** begin Dataset extract **

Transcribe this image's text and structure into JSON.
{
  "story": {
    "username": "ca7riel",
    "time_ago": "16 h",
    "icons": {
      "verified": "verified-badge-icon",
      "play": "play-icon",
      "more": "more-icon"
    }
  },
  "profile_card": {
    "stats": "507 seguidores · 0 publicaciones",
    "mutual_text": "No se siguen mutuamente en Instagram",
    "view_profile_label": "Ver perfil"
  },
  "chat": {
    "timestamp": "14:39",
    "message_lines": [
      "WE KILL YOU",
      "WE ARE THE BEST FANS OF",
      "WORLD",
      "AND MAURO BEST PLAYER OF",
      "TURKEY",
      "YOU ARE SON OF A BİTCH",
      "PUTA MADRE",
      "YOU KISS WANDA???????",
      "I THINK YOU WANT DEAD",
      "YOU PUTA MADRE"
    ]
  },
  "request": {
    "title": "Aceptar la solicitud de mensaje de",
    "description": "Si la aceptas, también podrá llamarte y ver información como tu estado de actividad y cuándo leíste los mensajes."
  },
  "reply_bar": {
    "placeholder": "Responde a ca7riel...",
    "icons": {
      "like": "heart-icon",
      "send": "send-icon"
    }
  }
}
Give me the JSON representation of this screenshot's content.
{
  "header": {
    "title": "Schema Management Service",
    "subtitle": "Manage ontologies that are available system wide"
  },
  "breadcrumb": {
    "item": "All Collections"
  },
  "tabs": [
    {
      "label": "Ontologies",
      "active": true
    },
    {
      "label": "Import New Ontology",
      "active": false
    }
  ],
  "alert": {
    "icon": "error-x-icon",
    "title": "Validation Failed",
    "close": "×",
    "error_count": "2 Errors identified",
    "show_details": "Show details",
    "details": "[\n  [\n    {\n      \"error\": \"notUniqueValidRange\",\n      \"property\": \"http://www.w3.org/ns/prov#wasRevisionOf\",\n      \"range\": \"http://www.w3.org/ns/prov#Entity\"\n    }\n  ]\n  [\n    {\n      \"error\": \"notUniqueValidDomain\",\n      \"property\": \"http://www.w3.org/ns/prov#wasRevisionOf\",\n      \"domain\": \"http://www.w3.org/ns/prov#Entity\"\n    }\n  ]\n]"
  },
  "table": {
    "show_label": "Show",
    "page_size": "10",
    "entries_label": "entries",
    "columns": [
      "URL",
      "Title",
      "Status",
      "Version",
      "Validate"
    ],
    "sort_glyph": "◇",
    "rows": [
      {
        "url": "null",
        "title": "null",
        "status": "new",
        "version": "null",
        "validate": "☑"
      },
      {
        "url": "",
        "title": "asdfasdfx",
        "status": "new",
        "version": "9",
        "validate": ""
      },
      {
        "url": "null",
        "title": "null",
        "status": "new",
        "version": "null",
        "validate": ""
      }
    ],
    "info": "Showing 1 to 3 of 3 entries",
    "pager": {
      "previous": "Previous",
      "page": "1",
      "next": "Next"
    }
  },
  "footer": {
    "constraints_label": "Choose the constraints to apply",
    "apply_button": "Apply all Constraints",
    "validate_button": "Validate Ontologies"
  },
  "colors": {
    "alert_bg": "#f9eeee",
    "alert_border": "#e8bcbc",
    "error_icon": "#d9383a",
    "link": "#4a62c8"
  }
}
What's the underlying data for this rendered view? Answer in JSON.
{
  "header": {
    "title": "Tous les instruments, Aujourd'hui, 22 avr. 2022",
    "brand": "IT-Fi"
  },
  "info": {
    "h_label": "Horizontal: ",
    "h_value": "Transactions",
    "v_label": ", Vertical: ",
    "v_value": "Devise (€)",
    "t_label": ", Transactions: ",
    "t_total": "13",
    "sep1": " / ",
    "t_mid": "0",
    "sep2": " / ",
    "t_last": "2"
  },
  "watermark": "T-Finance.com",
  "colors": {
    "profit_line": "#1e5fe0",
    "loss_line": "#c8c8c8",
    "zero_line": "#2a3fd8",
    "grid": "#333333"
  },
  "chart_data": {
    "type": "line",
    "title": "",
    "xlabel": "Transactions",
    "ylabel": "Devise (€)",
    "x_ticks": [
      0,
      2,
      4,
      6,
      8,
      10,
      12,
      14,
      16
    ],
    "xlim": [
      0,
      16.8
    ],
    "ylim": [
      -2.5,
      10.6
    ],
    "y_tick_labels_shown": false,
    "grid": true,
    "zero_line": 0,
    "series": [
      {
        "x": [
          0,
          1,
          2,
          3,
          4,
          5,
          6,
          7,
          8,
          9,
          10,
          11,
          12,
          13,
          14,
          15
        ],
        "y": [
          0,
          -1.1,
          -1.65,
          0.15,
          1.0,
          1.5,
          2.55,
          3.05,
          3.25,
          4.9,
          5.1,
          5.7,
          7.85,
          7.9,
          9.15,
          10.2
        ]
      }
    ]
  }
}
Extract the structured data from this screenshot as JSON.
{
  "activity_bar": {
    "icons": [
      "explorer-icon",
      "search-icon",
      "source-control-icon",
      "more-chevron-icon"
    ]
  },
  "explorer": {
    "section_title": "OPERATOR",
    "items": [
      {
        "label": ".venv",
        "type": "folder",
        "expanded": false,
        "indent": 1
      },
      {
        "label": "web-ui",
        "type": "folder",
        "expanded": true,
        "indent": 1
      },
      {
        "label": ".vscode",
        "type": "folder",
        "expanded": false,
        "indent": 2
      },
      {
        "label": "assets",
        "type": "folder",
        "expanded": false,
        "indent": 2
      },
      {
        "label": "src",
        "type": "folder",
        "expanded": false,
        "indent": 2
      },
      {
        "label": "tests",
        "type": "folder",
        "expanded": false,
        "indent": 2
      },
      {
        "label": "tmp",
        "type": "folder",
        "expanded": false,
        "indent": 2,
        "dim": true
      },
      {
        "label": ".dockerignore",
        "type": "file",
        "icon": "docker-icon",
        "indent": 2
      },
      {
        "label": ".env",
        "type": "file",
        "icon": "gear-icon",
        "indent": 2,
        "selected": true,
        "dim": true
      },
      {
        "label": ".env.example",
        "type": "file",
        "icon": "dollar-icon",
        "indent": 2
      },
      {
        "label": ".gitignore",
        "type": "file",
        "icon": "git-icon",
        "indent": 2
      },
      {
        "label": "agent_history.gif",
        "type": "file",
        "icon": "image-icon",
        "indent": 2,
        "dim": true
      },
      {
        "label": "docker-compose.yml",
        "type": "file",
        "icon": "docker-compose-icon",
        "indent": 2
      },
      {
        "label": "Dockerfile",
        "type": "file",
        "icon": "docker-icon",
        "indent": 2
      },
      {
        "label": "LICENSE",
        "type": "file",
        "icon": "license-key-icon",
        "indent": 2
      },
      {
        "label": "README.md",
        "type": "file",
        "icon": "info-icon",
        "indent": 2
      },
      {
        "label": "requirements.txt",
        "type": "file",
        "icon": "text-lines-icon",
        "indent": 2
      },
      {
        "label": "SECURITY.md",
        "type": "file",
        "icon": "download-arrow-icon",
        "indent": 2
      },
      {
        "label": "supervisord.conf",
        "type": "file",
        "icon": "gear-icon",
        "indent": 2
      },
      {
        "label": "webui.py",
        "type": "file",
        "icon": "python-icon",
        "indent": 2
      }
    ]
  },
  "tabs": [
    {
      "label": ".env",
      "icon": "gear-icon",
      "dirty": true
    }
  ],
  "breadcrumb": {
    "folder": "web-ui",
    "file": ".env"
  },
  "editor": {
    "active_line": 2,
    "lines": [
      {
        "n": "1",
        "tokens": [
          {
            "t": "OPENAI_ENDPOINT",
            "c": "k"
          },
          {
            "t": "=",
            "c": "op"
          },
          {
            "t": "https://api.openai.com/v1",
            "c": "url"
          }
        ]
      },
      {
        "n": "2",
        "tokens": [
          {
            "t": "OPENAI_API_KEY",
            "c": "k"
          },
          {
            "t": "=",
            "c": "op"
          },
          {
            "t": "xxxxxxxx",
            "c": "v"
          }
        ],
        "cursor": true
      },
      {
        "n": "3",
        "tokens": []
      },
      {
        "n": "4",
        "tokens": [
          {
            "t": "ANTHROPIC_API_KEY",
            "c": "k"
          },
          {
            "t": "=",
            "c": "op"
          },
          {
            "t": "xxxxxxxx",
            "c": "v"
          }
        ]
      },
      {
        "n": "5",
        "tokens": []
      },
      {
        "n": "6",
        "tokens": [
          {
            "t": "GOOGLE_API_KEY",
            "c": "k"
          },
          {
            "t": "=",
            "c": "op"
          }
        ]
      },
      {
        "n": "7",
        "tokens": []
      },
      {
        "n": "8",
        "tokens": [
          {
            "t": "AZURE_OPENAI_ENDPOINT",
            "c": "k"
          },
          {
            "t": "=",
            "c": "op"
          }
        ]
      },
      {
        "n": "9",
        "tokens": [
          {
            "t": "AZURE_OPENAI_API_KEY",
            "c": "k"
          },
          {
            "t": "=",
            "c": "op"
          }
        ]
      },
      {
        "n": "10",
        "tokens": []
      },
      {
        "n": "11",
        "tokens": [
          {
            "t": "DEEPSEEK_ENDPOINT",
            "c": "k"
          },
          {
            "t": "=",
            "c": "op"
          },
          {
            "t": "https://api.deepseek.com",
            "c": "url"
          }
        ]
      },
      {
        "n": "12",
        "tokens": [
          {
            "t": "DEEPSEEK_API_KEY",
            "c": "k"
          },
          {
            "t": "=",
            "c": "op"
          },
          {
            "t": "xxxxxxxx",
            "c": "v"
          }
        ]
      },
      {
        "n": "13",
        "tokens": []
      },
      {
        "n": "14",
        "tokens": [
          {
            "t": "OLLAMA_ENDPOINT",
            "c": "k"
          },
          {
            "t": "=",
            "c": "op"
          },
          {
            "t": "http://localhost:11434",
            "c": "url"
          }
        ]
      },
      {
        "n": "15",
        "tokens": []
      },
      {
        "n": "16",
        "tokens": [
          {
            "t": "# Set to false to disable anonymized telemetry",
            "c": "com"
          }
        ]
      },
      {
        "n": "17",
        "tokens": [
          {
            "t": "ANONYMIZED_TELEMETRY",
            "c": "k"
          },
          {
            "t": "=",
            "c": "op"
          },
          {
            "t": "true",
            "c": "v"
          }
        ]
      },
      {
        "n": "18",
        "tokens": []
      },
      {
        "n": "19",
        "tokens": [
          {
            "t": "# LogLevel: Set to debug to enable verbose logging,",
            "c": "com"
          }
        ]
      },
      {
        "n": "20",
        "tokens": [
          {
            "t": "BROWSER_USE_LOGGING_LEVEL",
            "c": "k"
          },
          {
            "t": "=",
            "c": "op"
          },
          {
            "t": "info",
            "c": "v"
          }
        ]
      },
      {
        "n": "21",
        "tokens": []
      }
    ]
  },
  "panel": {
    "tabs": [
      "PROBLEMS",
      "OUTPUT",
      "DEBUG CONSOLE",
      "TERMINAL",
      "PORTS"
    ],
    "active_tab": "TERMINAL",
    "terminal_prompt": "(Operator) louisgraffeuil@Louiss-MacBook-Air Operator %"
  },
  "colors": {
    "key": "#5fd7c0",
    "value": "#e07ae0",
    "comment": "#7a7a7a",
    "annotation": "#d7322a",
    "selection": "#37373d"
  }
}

** end Dataset extract **

:: Problem description ::
Return each full line of the entries that contains the word "Transactions".

:: Full response ::
    "h_value": "Transactions",
    "t_label": ", Transactions: ",
    "xlabel": "Transactions",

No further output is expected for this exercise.